▸ **Data shown**
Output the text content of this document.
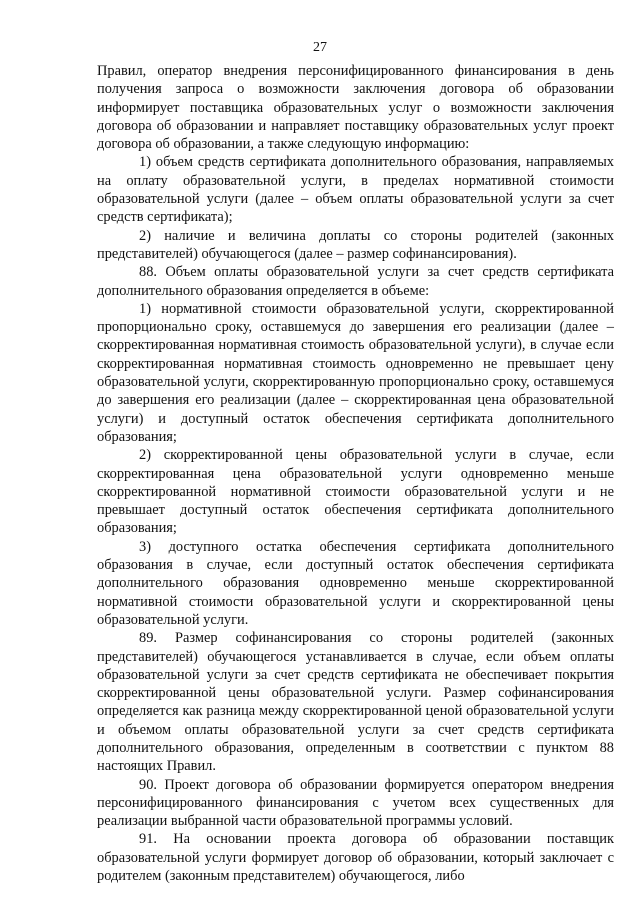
27

Правил, оператор внедрения персонифицированного финансирования в день получения запроса о возможности заключения договора об образовании информирует поставщика образовательных услуг о возможности заключения договора об образовании и направляет поставщику образовательных услуг проект договора об образовании, а также следующую информацию:

1) объем средств сертификата дополнительного образования, направляемых на оплату образовательной услуги, в пределах нормативной стоимости образовательной услуги (далее – объем оплаты образовательной услуги за счет средств сертификата);

2) наличие и величина доплаты со стороны родителей (законных представителей) обучающегося (далее – размер софинансирования).

88. Объем оплаты образовательной услуги за счет средств сертификата дополнительного образования определяется в объеме:

1) нормативной стоимости образовательной услуги, скорректированной пропорционально сроку, оставшемуся до завершения его реализации (далее – скорректированная нормативная стоимость образовательной услуги), в случае если скорректированная нормативная стоимость одновременно не превышает цену образовательной услуги, скорректированную пропорционально сроку, оставшемуся до завершения его реализации (далее – скорректированная цена образовательной услуги) и доступный остаток обеспечения сертификата дополнительного образования;

2) скорректированной цены образовательной услуги в случае, если скорректированная цена образовательной услуги одновременно меньше скорректированной нормативной стоимости образовательной услуги и не превышает доступный остаток обеспечения сертификата дополнительного образования;

3) доступного остатка обеспечения сертификата дополнительного образования в случае, если доступный остаток обеспечения сертификата дополнительного образования одновременно меньше скорректированной нормативной стоимости образовательной услуги и скорректированной цены образовательной услуги.

89. Размер софинансирования со стороны родителей (законных представителей) обучающегося устанавливается в случае, если объем оплаты образовательной услуги за счет средств сертификата не обеспечивает покрытия скорректированной цены образовательной услуги. Размер софинансирования определяется как разница между скорректированной ценой образовательной услуги и объемом оплаты образовательной услуги за счет средств сертификата дополнительного образования, определенным в соответствии с пунктом 88 настоящих Правил.

90. Проект договора об образовании формируется оператором внедрения персонифицированного финансирования с учетом всех существенных для реализации выбранной части образовательной программы условий.

91. На основании проекта договора об образовании поставщик образовательной услуги формирует договор об образовании, который заключает с родителем (законным представителем) обучающегося, либо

▸ **Work required**
Transcribe the preceding listing in its entirety and with exact wording, leaving out pictures.

▸ **Reply**
Output the text content of this document.
27

Правил, оператор внедрения персонифицированного финансирования в день получения запроса о возможности заключения договора об образовании информирует поставщика образовательных услуг о возможности заключения договора об образовании и направляет поставщику образовательных услуг проект договора об образовании, а также следующую информацию:

1) объем средств сертификата дополнительного образования, направляемых на оплату образовательной услуги, в пределах нормативной стоимости образовательной услуги (далее – объем оплаты образовательной услуги за счет средств сертификата);

2) наличие и величина доплаты со стороны родителей (законных представителей) обучающегося (далее – размер софинансирования).

88. Объем оплаты образовательной услуги за счет средств сертификата дополнительного образования определяется в объеме:

1) нормативной стоимости образовательной услуги, скорректированной пропорционально сроку, оставшемуся до завершения его реализации (далее – скорректированная нормативная стоимость образовательной услуги), в случае если скорректированная нормативная стоимость одновременно не превышает цену образовательной услуги, скорректированную пропорционально сроку, оставшемуся до завершения его реализации (далее – скорректированная цена образовательной услуги) и доступный остаток обеспечения сертификата дополнительного образования;

2) скорректированной цены образовательной услуги в случае, если скорректированная цена образовательной услуги одновременно меньше скорректированной нормативной стоимости образовательной услуги и не превышает доступный остаток обеспечения сертификата дополнительного образования;

3) доступного остатка обеспечения сертификата дополнительного образования в случае, если доступный остаток обеспечения сертификата дополнительного образования одновременно меньше скорректированной нормативной стоимости образовательной услуги и скорректированной цены образовательной услуги.

89. Размер софинансирования со стороны родителей (законных представителей) обучающегося устанавливается в случае, если объем оплаты образовательной услуги за счет средств сертификата не обеспечивает покрытия скорректированной цены образовательной услуги. Размер софинансирования определяется как разница между скорректированной ценой образовательной услуги и объемом оплаты образовательной услуги за счет средств сертификата дополнительного образования, определенным в соответствии с пунктом 88 настоящих Правил.

90. Проект договора об образовании формируется оператором внедрения персонифицированного финансирования с учетом всех существенных для реализации выбранной части образовательной программы условий.

91. На основании проекта договора об образовании поставщик образовательной услуги формирует договор об образовании, который заключает с родителем (законным представителем) обучающегося, либо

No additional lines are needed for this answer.